Supplied material
-.-.-

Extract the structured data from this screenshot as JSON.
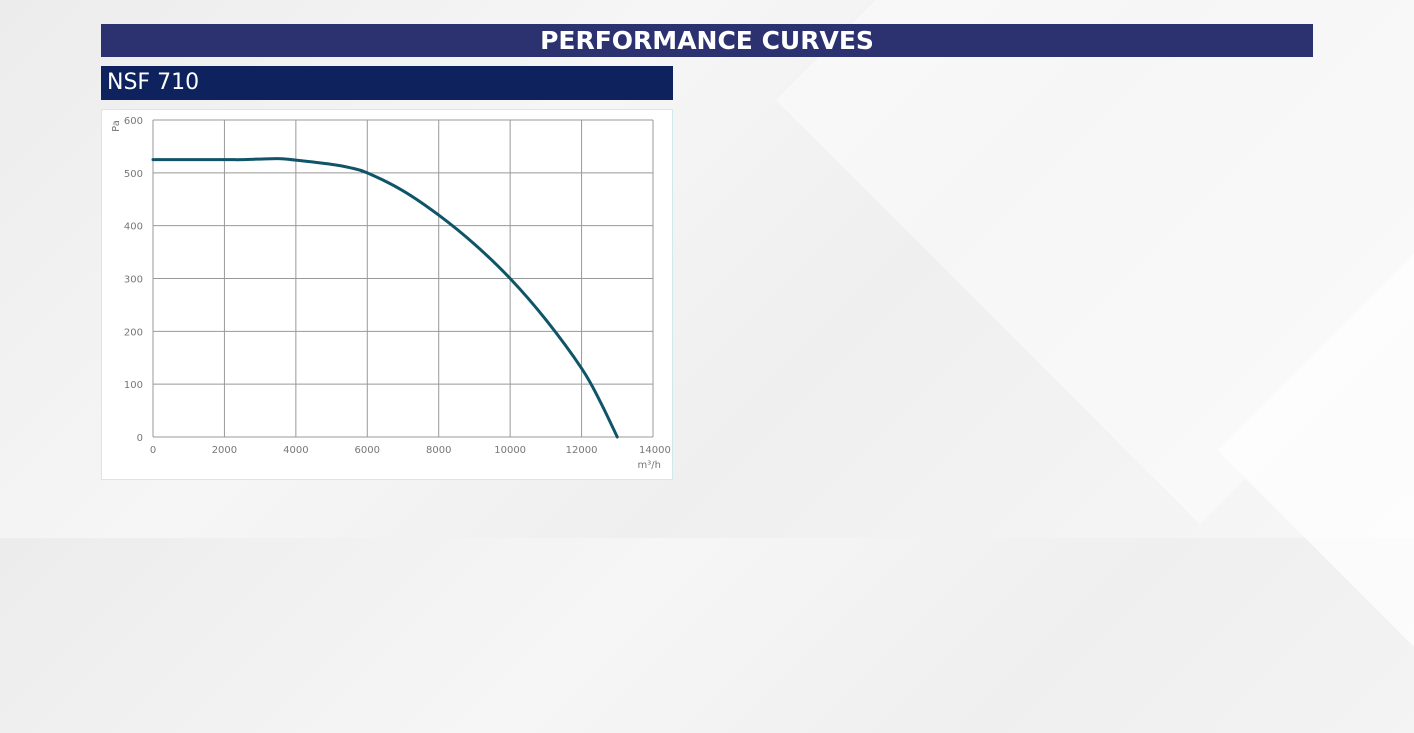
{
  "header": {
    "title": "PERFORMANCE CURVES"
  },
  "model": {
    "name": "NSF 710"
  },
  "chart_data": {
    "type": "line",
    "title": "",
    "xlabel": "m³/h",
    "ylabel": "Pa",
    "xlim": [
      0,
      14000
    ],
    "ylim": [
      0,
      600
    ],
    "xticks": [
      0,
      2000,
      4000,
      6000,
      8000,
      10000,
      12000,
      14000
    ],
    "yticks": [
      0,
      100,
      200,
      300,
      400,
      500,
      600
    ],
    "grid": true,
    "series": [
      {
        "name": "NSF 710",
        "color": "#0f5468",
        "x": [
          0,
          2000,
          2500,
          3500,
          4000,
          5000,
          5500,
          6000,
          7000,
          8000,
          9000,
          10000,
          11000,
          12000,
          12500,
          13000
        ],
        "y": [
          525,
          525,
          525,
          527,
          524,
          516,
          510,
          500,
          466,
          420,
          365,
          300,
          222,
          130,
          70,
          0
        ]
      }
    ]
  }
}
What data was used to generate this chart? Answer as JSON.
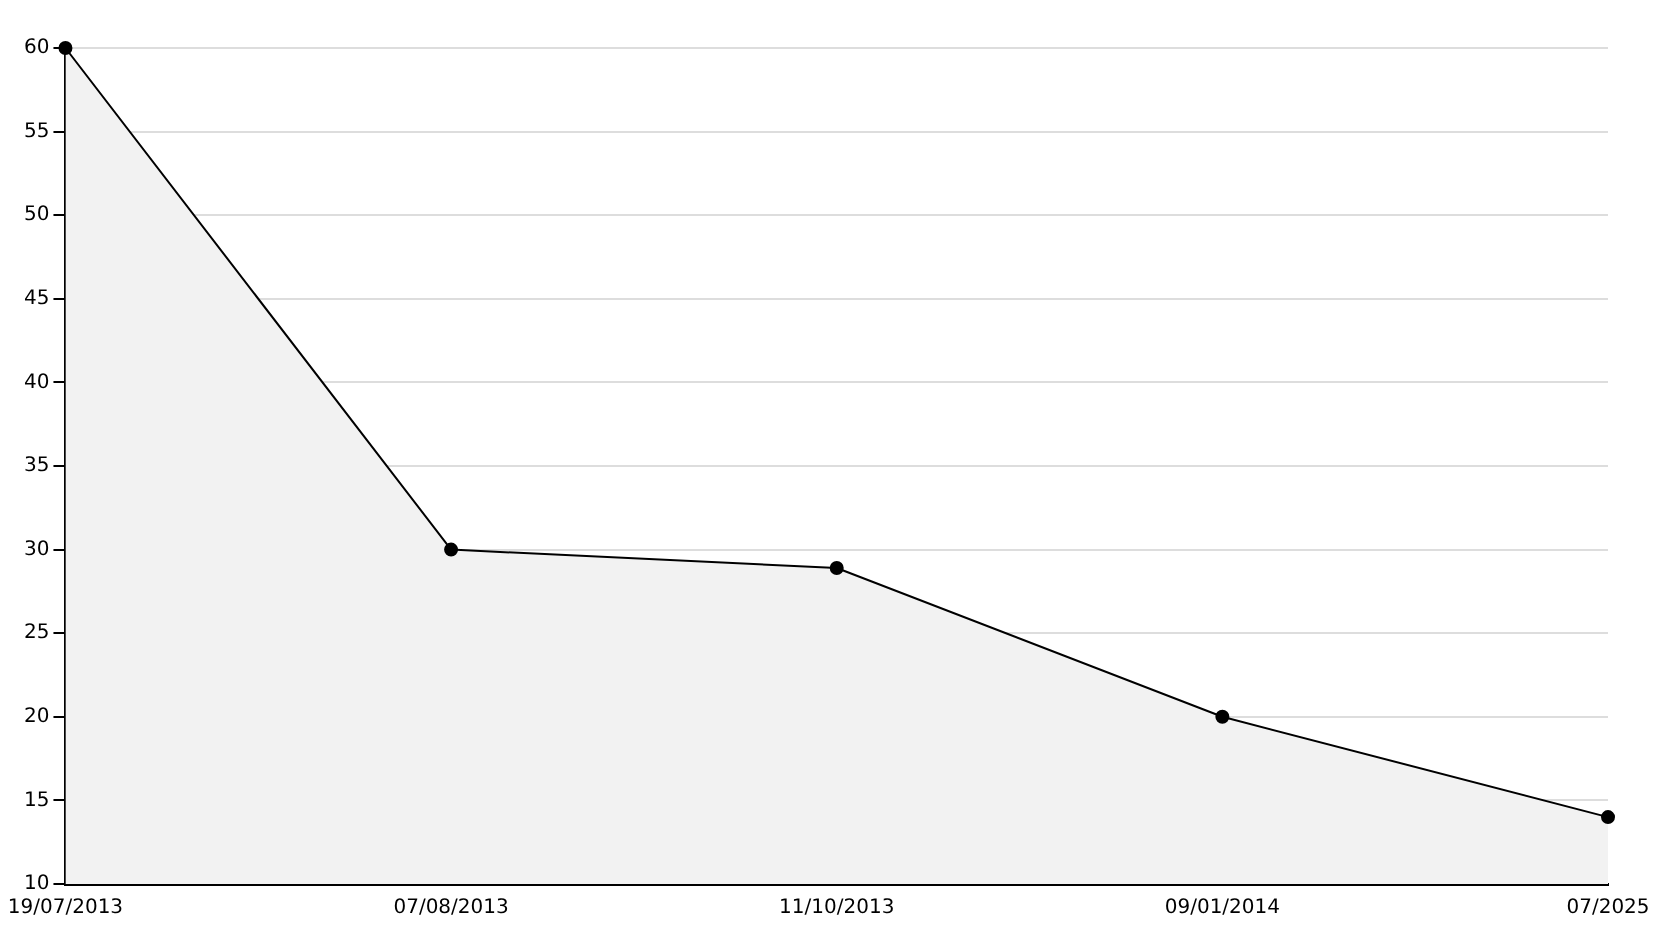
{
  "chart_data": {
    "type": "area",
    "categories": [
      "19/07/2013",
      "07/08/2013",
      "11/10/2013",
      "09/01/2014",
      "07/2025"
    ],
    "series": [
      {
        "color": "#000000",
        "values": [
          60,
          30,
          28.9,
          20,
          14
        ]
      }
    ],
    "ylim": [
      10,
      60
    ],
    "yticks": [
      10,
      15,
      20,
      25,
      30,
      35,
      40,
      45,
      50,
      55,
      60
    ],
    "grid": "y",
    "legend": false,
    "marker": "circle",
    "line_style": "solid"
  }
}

-.-.-

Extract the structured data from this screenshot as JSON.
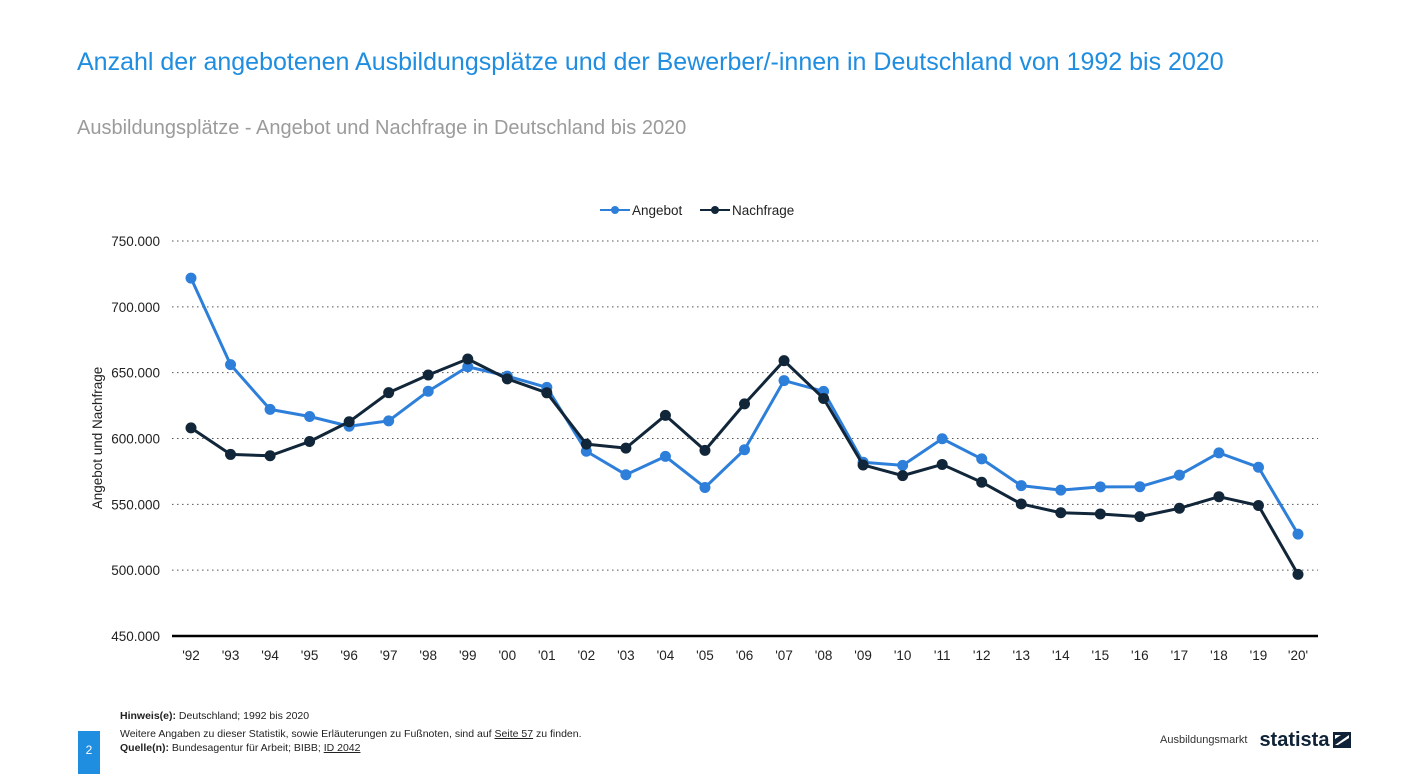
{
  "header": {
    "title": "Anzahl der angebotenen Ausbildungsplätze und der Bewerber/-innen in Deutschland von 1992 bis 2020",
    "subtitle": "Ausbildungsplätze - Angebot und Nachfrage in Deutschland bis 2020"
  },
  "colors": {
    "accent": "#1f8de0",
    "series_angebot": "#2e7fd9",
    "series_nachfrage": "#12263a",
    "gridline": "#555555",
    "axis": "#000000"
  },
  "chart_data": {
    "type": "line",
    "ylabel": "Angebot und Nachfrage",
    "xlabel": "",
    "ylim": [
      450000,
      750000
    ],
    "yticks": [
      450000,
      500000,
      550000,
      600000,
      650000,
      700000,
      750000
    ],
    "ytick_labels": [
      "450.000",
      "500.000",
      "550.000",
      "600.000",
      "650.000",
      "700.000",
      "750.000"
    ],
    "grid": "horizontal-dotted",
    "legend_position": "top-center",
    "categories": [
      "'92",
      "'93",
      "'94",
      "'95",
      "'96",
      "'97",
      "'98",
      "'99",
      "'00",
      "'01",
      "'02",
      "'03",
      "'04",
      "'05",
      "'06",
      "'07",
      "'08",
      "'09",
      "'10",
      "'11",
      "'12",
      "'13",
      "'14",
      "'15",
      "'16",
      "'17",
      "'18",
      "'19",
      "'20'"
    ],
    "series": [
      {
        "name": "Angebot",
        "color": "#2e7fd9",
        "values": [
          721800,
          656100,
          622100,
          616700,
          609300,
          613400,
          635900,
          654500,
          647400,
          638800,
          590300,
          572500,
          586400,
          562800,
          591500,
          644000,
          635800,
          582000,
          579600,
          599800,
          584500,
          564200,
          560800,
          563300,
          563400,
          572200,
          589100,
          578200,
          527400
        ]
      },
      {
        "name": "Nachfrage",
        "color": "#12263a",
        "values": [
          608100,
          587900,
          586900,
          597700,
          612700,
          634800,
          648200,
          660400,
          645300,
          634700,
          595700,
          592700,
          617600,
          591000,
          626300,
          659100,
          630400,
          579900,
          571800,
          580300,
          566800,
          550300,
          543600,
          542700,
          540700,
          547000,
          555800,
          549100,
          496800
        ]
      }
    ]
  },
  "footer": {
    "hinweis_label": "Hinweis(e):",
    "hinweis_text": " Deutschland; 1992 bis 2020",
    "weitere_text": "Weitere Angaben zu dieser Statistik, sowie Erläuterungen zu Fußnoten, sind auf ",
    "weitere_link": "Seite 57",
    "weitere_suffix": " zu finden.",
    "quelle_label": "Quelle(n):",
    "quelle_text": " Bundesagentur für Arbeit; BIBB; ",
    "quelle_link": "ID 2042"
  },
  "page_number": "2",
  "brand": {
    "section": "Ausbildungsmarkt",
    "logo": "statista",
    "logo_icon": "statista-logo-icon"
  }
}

-.-.-

Set task
Find the word "Ausbildungsplätze" in the entries above and gather every line that holds it.

Solution to the exercise
    "title": "Anzahl der angebotenen Ausbildungsplätze und der Bewerber/-innen in Deutschland von 1992 bis 2020",
    "subtitle": "Ausbildungsplätze - Angebot und Nachfrage in Deutschland bis 2020"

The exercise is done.